Supplied data >>
----
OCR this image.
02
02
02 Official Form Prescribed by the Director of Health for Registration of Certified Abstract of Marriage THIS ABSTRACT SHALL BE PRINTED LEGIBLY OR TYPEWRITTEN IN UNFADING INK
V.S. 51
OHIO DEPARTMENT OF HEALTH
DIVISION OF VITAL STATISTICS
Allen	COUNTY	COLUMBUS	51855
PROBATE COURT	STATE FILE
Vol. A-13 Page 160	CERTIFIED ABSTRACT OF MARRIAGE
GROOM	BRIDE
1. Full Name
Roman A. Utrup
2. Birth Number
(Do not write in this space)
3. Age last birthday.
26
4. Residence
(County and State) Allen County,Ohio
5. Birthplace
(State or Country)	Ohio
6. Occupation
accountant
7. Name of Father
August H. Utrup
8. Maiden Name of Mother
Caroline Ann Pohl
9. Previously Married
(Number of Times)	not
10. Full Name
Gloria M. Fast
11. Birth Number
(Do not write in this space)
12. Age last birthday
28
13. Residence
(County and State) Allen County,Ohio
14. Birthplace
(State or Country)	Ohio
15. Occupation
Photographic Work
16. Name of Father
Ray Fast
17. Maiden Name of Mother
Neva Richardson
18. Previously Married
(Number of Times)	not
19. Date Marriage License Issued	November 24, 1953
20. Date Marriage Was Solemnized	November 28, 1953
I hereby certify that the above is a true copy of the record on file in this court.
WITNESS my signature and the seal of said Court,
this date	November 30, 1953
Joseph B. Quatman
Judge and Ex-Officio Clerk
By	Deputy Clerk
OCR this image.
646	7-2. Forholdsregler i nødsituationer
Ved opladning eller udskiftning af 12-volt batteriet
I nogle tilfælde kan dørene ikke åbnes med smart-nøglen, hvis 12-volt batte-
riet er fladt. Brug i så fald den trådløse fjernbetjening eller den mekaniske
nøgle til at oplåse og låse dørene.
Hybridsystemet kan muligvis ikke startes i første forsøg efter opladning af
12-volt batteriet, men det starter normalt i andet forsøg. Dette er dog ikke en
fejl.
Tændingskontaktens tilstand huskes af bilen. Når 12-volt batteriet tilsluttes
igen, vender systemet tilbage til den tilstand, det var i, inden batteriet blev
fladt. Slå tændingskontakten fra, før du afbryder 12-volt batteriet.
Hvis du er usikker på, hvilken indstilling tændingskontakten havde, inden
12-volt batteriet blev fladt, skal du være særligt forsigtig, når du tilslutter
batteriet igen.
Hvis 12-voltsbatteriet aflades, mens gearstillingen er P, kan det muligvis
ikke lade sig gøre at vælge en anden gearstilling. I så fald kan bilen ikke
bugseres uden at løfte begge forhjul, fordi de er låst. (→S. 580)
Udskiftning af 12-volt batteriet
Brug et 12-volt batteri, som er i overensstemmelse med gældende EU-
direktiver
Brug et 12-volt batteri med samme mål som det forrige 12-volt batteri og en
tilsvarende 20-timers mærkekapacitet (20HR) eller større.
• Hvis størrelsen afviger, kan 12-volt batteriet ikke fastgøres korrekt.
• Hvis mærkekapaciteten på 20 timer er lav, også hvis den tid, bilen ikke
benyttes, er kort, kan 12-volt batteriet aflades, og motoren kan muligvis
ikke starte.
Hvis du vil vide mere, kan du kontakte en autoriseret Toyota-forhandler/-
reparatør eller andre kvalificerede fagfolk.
----
What you have to do >> Repeat the material above in full, quoting it exactly.

Answer to the exercise >>
OCR this image.
02
02
02 Official Form Prescribed by the Director of Health for Registration of Certified Abstract of Marriage THIS ABSTRACT SHALL BE PRINTED LEGIBLY OR TYPEWRITTEN IN UNFADING INK
V.S. 51
OHIO DEPARTMENT OF HEALTH
DIVISION OF VITAL STATISTICS
Allen	COUNTY	COLUMBUS	51855
PROBATE COURT	STATE FILE
Vol. A-13 Page 160	CERTIFIED ABSTRACT OF MARRIAGE
GROOM	BRIDE
1. Full Name
Roman A. Utrup
2. Birth Number
(Do not write in this space)
3. Age last birthday.
26
4. Residence
(County and State) Allen County,Ohio
5. Birthplace
(State or Country)	Ohio
6. Occupation
accountant
7. Name of Father
August H. Utrup
8. Maiden Name of Mother
Caroline Ann Pohl
9. Previously Married
(Number of Times)	not
10. Full Name
Gloria M. Fast
11. Birth Number
(Do not write in this space)
12. Age last birthday
28
13. Residence
(County and State) Allen County,Ohio
14. Birthplace
(State or Country)	Ohio
15. Occupation
Photographic Work
16. Name of Father
Ray Fast
17. Maiden Name of Mother
Neva Richardson
18. Previously Married
(Number of Times)	not
19. Date Marriage License Issued	November 24, 1953
20. Date Marriage Was Solemnized	November 28, 1953
I hereby certify that the above is a true copy of the record on file in this court.
WITNESS my signature and the seal of said Court,
this date	November 30, 1953
Joseph B. Quatman
Judge and Ex-Officio Clerk
By	Deputy Clerk
OCR this image.
646	7-2. Forholdsregler i nødsituationer
Ved opladning eller udskiftning af 12-volt batteriet
I nogle tilfælde kan dørene ikke åbnes med smart-nøglen, hvis 12-volt batte-
riet er fladt. Brug i så fald den trådløse fjernbetjening eller den mekaniske
nøgle til at oplåse og låse dørene.
Hybridsystemet kan muligvis ikke startes i første forsøg efter opladning af
12-volt batteriet, men det starter normalt i andet forsøg. Dette er dog ikke en
fejl.
Tændingskontaktens tilstand huskes af bilen. Når 12-volt batteriet tilsluttes
igen, vender systemet tilbage til den tilstand, det var i, inden batteriet blev
fladt. Slå tændingskontakten fra, før du afbryder 12-volt batteriet.
Hvis du er usikker på, hvilken indstilling tændingskontakten havde, inden
12-volt batteriet blev fladt, skal du være særligt forsigtig, når du tilslutter
batteriet igen.
Hvis 12-voltsbatteriet aflades, mens gearstillingen er P, kan det muligvis
ikke lade sig gøre at vælge en anden gearstilling. I så fald kan bilen ikke
bugseres uden at løfte begge forhjul, fordi de er låst. (→S. 580)
Udskiftning af 12-volt batteriet
Brug et 12-volt batteri, som er i overensstemmelse med gældende EU-
direktiver
Brug et 12-volt batteri med samme mål som det forrige 12-volt batteri og en
tilsvarende 20-timers mærkekapacitet (20HR) eller større.
• Hvis størrelsen afviger, kan 12-volt batteriet ikke fastgøres korrekt.
• Hvis mærkekapaciteten på 20 timer er lav, også hvis den tid, bilen ikke
benyttes, er kort, kan 12-volt batteriet aflades, og motoren kan muligvis
ikke starte.
Hvis du vil vide mere, kan du kontakte en autoriseret Toyota-forhandler/-
reparatør eller andre kvalificerede fagfolk.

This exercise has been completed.